Will you output all of the data below exactly, omitting the images?

[Raw records]
##############################

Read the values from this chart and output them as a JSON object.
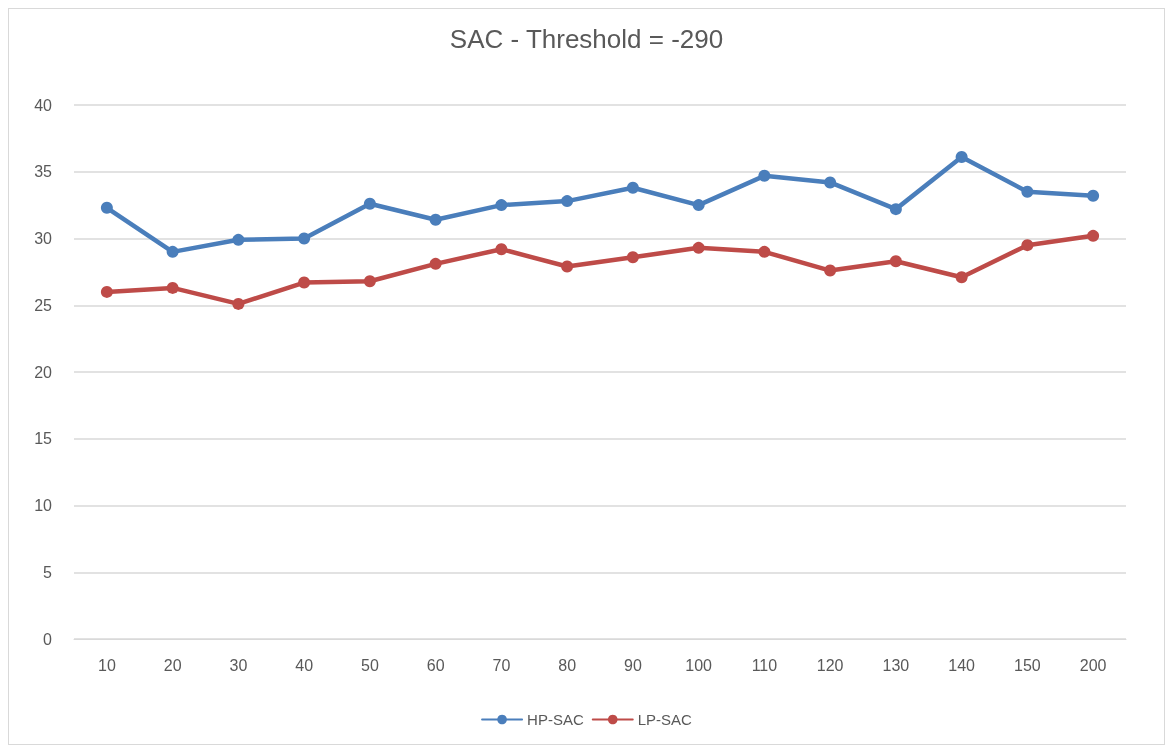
{
  "chart_data": {
    "type": "line",
    "title": "SAC - Threshold = -290",
    "categories": [
      "10",
      "20",
      "30",
      "40",
      "50",
      "60",
      "70",
      "80",
      "90",
      "100",
      "110",
      "120",
      "130",
      "140",
      "150",
      "200"
    ],
    "series": [
      {
        "name": "HP-SAC",
        "color": "#4a7ebb",
        "values": [
          32.3,
          29.0,
          29.9,
          30.0,
          32.6,
          31.4,
          32.5,
          32.8,
          33.8,
          32.5,
          34.7,
          34.2,
          32.2,
          36.1,
          33.5,
          33.2
        ]
      },
      {
        "name": "LP-SAC",
        "color": "#be4b48",
        "values": [
          26.0,
          26.3,
          25.1,
          26.7,
          26.8,
          28.1,
          29.2,
          27.9,
          28.6,
          29.3,
          29.0,
          27.6,
          28.3,
          27.1,
          29.5,
          30.2
        ]
      }
    ],
    "ylim": [
      0,
      40
    ],
    "yticks": [
      0,
      5,
      10,
      15,
      20,
      25,
      30,
      35,
      40
    ],
    "grid": "y",
    "legend": "bottom",
    "marker": "circle",
    "line_style": "solid"
  }
}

##############################

Solution for this exercise
Read the values from this chart and output them as a JSON object.
{
  "chart_data": {
    "type": "line",
    "title": "SAC - Threshold = -290",
    "categories": [
      "10",
      "20",
      "30",
      "40",
      "50",
      "60",
      "70",
      "80",
      "90",
      "100",
      "110",
      "120",
      "130",
      "140",
      "150",
      "200"
    ],
    "series": [
      {
        "name": "HP-SAC",
        "color": "#4a7ebb",
        "values": [
          32.3,
          29.0,
          29.9,
          30.0,
          32.6,
          31.4,
          32.5,
          32.8,
          33.8,
          32.5,
          34.7,
          34.2,
          32.2,
          36.1,
          33.5,
          33.2
        ]
      },
      {
        "name": "LP-SAC",
        "color": "#be4b48",
        "values": [
          26.0,
          26.3,
          25.1,
          26.7,
          26.8,
          28.1,
          29.2,
          27.9,
          28.6,
          29.3,
          29.0,
          27.6,
          28.3,
          27.1,
          29.5,
          30.2
        ]
      }
    ],
    "ylim": [
      0,
      40
    ],
    "yticks": [
      0,
      5,
      10,
      15,
      20,
      25,
      30,
      35,
      40
    ],
    "grid": "y",
    "legend": "bottom",
    "marker": "circle",
    "line_style": "solid"
  }
}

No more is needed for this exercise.